(STORED RECORDS):
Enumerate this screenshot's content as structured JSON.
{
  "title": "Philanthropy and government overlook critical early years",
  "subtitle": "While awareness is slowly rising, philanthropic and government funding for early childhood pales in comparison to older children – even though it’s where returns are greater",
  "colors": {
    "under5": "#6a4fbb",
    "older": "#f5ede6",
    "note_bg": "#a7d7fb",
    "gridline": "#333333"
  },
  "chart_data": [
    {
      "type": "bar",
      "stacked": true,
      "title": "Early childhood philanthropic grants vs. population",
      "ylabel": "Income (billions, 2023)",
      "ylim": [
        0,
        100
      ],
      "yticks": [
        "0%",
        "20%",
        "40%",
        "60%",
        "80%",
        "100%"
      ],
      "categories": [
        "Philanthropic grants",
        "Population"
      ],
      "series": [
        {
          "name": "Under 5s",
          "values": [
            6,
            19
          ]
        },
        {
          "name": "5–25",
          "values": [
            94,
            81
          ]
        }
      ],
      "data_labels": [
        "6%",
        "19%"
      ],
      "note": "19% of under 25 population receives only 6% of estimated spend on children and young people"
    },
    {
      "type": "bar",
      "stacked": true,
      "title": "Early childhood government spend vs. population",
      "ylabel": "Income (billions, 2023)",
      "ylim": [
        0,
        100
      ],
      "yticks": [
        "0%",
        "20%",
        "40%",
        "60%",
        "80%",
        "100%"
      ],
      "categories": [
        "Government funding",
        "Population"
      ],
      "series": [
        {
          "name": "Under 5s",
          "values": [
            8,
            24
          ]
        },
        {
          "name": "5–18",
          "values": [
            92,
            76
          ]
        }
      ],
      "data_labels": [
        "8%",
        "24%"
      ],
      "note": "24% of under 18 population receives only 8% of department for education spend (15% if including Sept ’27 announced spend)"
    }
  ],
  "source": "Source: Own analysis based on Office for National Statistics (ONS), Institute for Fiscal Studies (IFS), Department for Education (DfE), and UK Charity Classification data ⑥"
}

(STATED GOAL):
Your task is to output the full set of records exactly as presented.

(FULL OUTPUT):
Enumerate this screenshot's content as structured JSON.
{
  "title": "Philanthropy and government overlook critical early years",
  "subtitle": "While awareness is slowly rising, philanthropic and government funding for early childhood pales in comparison to older children – even though it’s where returns are greater",
  "colors": {
    "under5": "#6a4fbb",
    "older": "#f5ede6",
    "note_bg": "#a7d7fb",
    "gridline": "#333333"
  },
  "chart_data": [
    {
      "type": "bar",
      "stacked": true,
      "title": "Early childhood philanthropic grants vs. population",
      "ylabel": "Income (billions, 2023)",
      "ylim": [
        0,
        100
      ],
      "yticks": [
        "0%",
        "20%",
        "40%",
        "60%",
        "80%",
        "100%"
      ],
      "categories": [
        "Philanthropic grants",
        "Population"
      ],
      "series": [
        {
          "name": "Under 5s",
          "values": [
            6,
            19
          ]
        },
        {
          "name": "5–25",
          "values": [
            94,
            81
          ]
        }
      ],
      "data_labels": [
        "6%",
        "19%"
      ],
      "note": "19% of under 25 population receives only 6% of estimated spend on children and young people"
    },
    {
      "type": "bar",
      "stacked": true,
      "title": "Early childhood government spend vs. population",
      "ylabel": "Income (billions, 2023)",
      "ylim": [
        0,
        100
      ],
      "yticks": [
        "0%",
        "20%",
        "40%",
        "60%",
        "80%",
        "100%"
      ],
      "categories": [
        "Government funding",
        "Population"
      ],
      "series": [
        {
          "name": "Under 5s",
          "values": [
            8,
            24
          ]
        },
        {
          "name": "5–18",
          "values": [
            92,
            76
          ]
        }
      ],
      "data_labels": [
        "8%",
        "24%"
      ],
      "note": "24% of under 18 population receives only 8% of department for education spend (15% if including Sept ’27 announced spend)"
    }
  ],
  "source": "Source: Own analysis based on Office for National Statistics (ONS), Institute for Fiscal Studies (IFS), Department for Education (DfE), and UK Charity Classification data ⑥"
}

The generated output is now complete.